→ **Data for the task**:
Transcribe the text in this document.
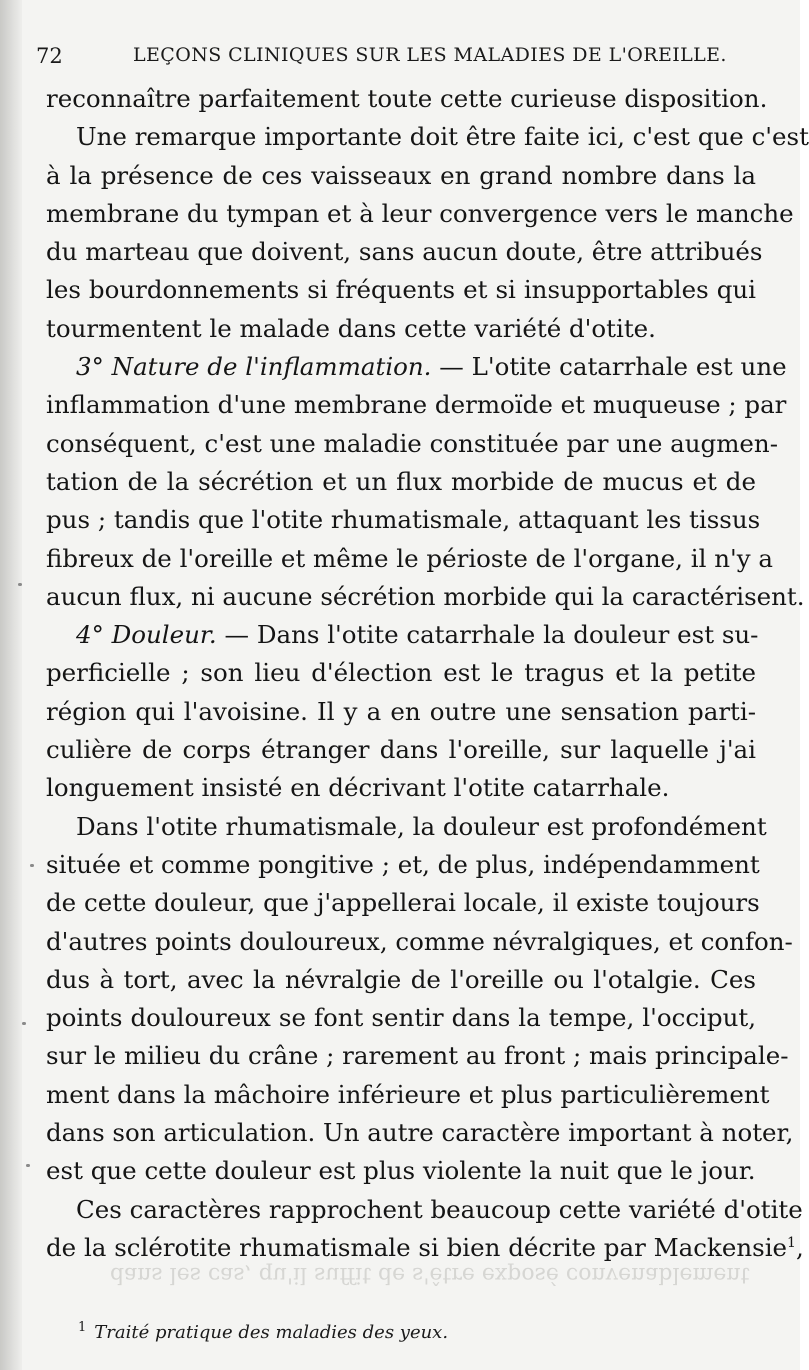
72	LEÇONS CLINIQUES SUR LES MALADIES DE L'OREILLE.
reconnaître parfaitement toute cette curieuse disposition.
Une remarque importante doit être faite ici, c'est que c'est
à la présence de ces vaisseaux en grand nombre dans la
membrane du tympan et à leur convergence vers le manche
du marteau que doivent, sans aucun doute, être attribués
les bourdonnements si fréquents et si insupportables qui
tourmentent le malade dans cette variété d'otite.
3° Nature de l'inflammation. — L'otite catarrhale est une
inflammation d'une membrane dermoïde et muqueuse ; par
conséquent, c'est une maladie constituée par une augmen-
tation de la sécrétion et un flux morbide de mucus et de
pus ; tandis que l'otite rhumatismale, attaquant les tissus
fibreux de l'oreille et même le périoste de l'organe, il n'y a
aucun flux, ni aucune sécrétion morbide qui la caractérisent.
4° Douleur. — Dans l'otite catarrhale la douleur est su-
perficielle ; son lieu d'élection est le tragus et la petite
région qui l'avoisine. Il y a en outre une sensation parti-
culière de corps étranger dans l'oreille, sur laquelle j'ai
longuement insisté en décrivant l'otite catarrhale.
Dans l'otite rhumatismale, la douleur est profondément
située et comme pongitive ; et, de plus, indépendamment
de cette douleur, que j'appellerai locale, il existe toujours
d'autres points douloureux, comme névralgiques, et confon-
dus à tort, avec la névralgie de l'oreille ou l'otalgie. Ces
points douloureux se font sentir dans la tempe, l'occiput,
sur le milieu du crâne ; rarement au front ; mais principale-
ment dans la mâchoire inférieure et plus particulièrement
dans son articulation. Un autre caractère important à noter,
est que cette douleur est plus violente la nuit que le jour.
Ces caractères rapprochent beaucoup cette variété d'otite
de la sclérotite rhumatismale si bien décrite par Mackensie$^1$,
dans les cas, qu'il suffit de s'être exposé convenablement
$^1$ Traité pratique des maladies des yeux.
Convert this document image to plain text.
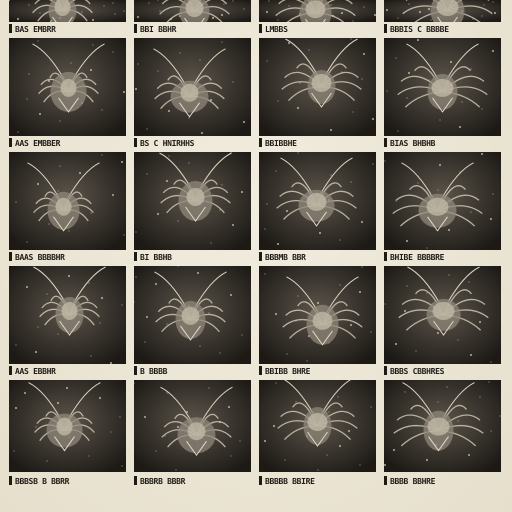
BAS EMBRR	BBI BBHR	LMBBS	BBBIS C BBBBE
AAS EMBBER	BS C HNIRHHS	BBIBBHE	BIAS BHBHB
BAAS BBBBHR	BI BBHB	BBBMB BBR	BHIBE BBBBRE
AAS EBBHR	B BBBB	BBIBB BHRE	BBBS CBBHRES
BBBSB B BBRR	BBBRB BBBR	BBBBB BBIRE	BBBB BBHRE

→ **Work to complete**: Reproduce the whole listing above word for word, but not its pictures.

→ **Result below**:
Transcribe the text in this document.
72	LEÇONS CLINIQUES SUR LES MALADIES DE L'OREILLE.
reconnaître parfaitement toute cette curieuse disposition.
Une remarque importante doit être faite ici, c'est que c'est
à la présence de ces vaisseaux en grand nombre dans la
membrane du tympan et à leur convergence vers le manche
du marteau que doivent, sans aucun doute, être attribués
les bourdonnements si fréquents et si insupportables qui
tourmentent le malade dans cette variété d'otite.
3° Nature de l'inflammation. — L'otite catarrhale est une
inflammation d'une membrane dermoïde et muqueuse ; par
conséquent, c'est une maladie constituée par une augmen-
tation de la sécrétion et un flux morbide de mucus et de
pus ; tandis que l'otite rhumatismale, attaquant les tissus
fibreux de l'oreille et même le périoste de l'organe, il n'y a
aucun flux, ni aucune sécrétion morbide qui la caractérisent.
4° Douleur. — Dans l'otite catarrhale la douleur est su-
perficielle ; son lieu d'élection est le tragus et la petite
région qui l'avoisine. Il y a en outre une sensation parti-
culière de corps étranger dans l'oreille, sur laquelle j'ai
longuement insisté en décrivant l'otite catarrhale.
Dans l'otite rhumatismale, la douleur est profondément
située et comme pongitive ; et, de plus, indépendamment
de cette douleur, que j'appellerai locale, il existe toujours
d'autres points douloureux, comme névralgiques, et confon-
dus à tort, avec la névralgie de l'oreille ou l'otalgie. Ces
points douloureux se font sentir dans la tempe, l'occiput,
sur le milieu du crâne ; rarement au front ; mais principale-
ment dans la mâchoire inférieure et plus particulièrement
dans son articulation. Un autre caractère important à noter,
est que cette douleur est plus violente la nuit que le jour.
Ces caractères rapprochent beaucoup cette variété d'otite
de la sclérotite rhumatismale si bien décrite par Mackensie$^1$,
dans les cas, qu'il suffit de s'être exposé convenablement
$^1$ Traité pratique des maladies des yeux.
Convert this document image to plain text.
BAS EMBRR	BBI BBHR	LMBBS	BBBIS C BBBBE
AAS EMBBER	BS C HNIRHHS	BBIBBHE	BIAS BHBHB
BAAS BBBBHR	BI BBHB	BBBMB BBR	BHIBE BBBBRE
AAS EBBHR	B BBBB	BBIBB BHRE	BBBS CBBHRES
BBBSB B BBRR	BBBRB BBBR	BBBBB BBIRE	BBBB BBHRE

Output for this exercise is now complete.